Strategic supplier management with easy shopping experience consolidates spend and reduces maverick spend
Shared Services Centers have matured to a point where optimized systems and automated processes help manage invoice payment efficiently. SSC can now apply intelligent analytics to their customers’ consolidated real-time spend information. This allows them to identify categories and suppliers to target for consolidation, and to focus more on strategic supplier relations. At this stage, there is enormous potential to improve margins and to reduce maverick spend.
The purchasable items can be made available through supplier-managed digital product catalogs. Users benefit from a comprehensive and easy shopping experience.
With more systematic approach to purchasing in place, it is easier for SSCs to endorse their customers’ "No PO, no Pay" policies. This type of policy both positively motivates suppliers to adhere to the compliance tracking, and also increases automation later in the P2P process.

§ Objective 1
Which policy of their customers does the text on shared services centers say becomes easier for SSCs to endorse?
§ Objective 2
Format the bounding box entries as a Markdown table with the columns Row and Line. Start with the line that contains "pay-scale-label: Pay scale: [127,683,225,705]", continue through the line that contains "org-name: Consulate General", and leave out blank lines.

(Bounding box entries)
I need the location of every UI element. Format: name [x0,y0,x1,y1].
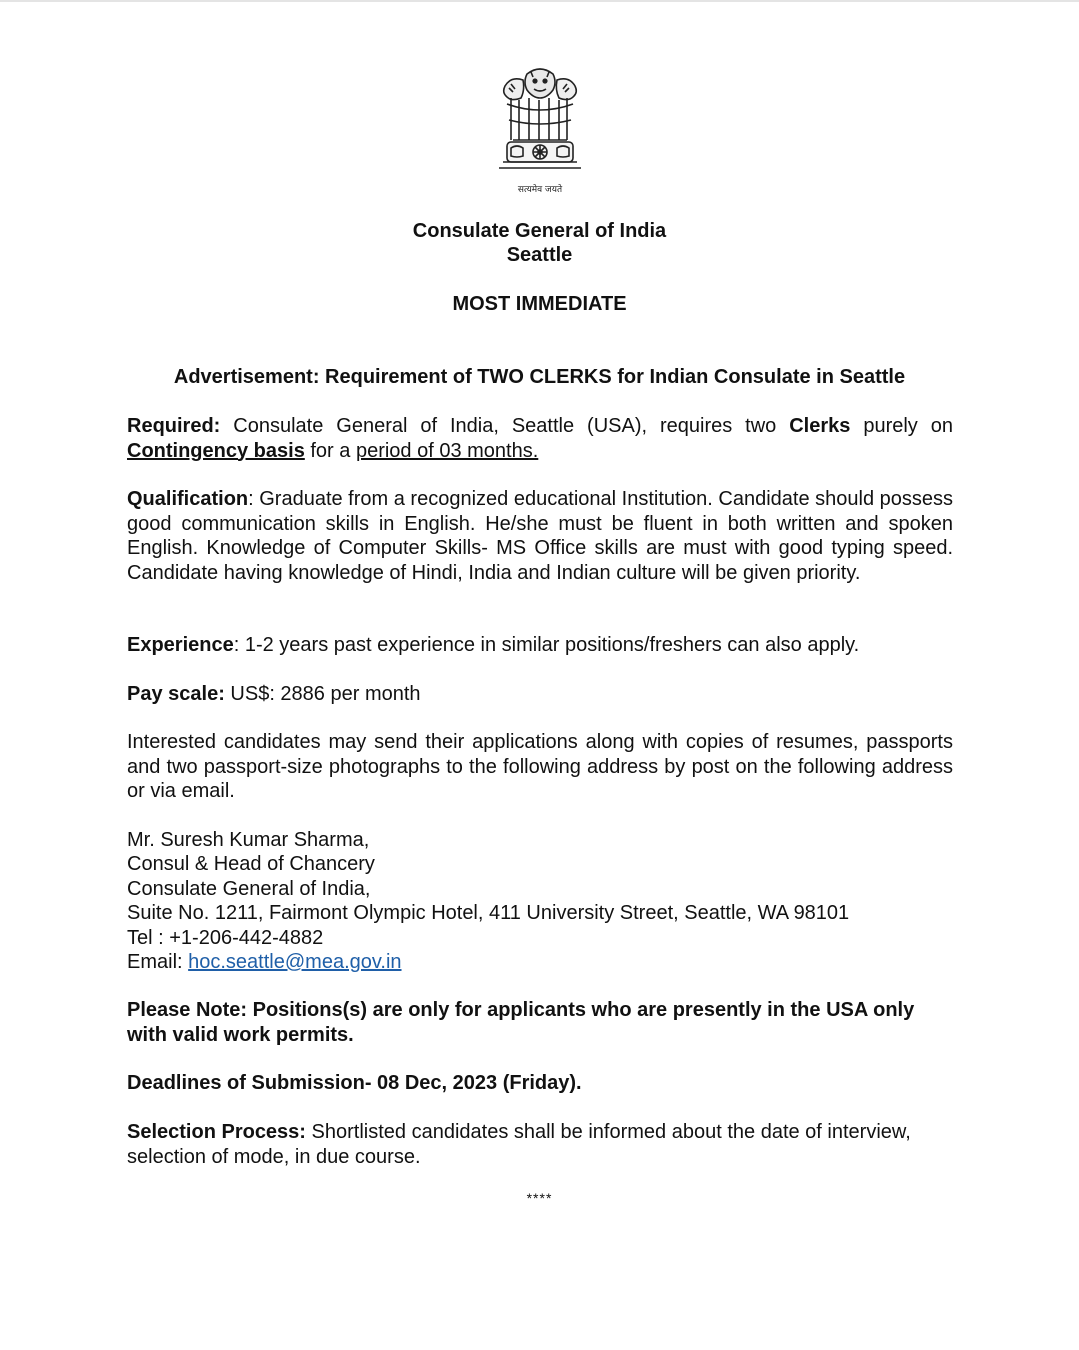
pay-scale-label: Pay scale: [127,683,225,705]
contact-telephone: Tel : +1-206-442-4882 [127,927,324,949]
selection-process-paragraph [127,1120,953,1169]
priority-heading: MOST IMMEDIATE [452,293,627,315]
email-label: Email: [127,951,189,973]
org-name: Consulate General of India [412,220,667,242]
contact-office: Consulate General of India, [127,878,371,900]
application-instructions: Interested candidates may send their applications along with copies of resumes, passports and two passport-size photographs to the following address by post on the following address or via email. [127,731,953,802]
selection-label: Selection Process: [127,1121,306,1143]
selection-text: Shortlisted candidates shall be informed about the date of interview, selection of mode, in due course. [127,1121,911,1168]
required-label: Required: [127,415,221,437]
contact-name: Mr. Suresh Kumar Sharma, [127,829,370,851]
submission-deadline: Deadlines of Submission- 08 Dec, 2023 (Friday). [127,1072,582,1094]
required-text-2: purely on [850,415,953,437]
national-emblem-icon [497,64,583,182]
experience-label: Experience [127,634,234,656]
qualification-text: : Graduate from a recognized educational Institution. Candidate should possess good communication skills in English. He/she must be fluent in both written and spoken English. Knowledge of Computer Skills- MS Office skills are must with good typing speed. Candidate having knowledge of Hindi, India and Indian culture will be given priority. [127,488,953,584]
experience-paragraph [127,633,953,658]
contact-email-line [127,950,953,975]
contingency-basis: Contingency basis [127,439,305,462]
pay-scale-text: US$: 2886 per month [224,683,421,705]
period-term: period of 03 months. [355,439,539,462]
experience-text: : 1-2 years past experience in similar positions/freshers can also apply. [233,634,860,656]
clerks-term: Clerks [789,415,851,437]
required-paragraph [127,414,953,463]
eligibility-note: Please Note: Positions(s) are only for applicants who are presently in the USA only with valid work permits. [127,999,915,1046]
advertisement-title: Advertisement: Requirement of TWO CLERKS for Indian Consulate in Seattle [173,366,906,388]
contact-street-address: Suite No. 1211, Fairmont Olympic Hotel, 411 University Street, Seattle, WA 98101 [127,902,850,924]
required-text-1: Consulate General of India, Seattle (USA), requires two [220,415,790,437]
contact-designation: Consul & Head of Chancery [127,853,375,875]
qualification-paragraph [127,487,953,585]
pay-scale-paragraph [127,682,953,707]
end-of-document-mark: **** [526,1190,553,1206]
org-city: Seattle [506,244,573,266]
required-text-3: for a [304,439,356,462]
page-top-border [0,0,1079,2]
emblem-motto: सत्यमेव जयते [517,185,563,195]
qualification-label: Qualification [127,488,249,510]
email-link[interactable]: hoc.seattle@mea.gov.in [188,951,402,973]
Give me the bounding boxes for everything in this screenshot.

§ Task response 1
The "No PO, no Pay" policy.

§ Task response 2
| Row | Line |
|---|---|
| 1 | pay-scale-label: Pay scale: [127,683,225,705] |
| 2 | contact-telephone: Tel : +1-206-442-4882 [127,927,324,949] |
| 3 | selection-process-paragraph [127,1120,953,1169] |
| 4 | priority-heading: MOST IMMEDIATE [452,293,627,315] |
| 5 | email-label: Email: [127,951,189,973] |
| 6 | org-name: Consulate General of India [412,220,667,242] |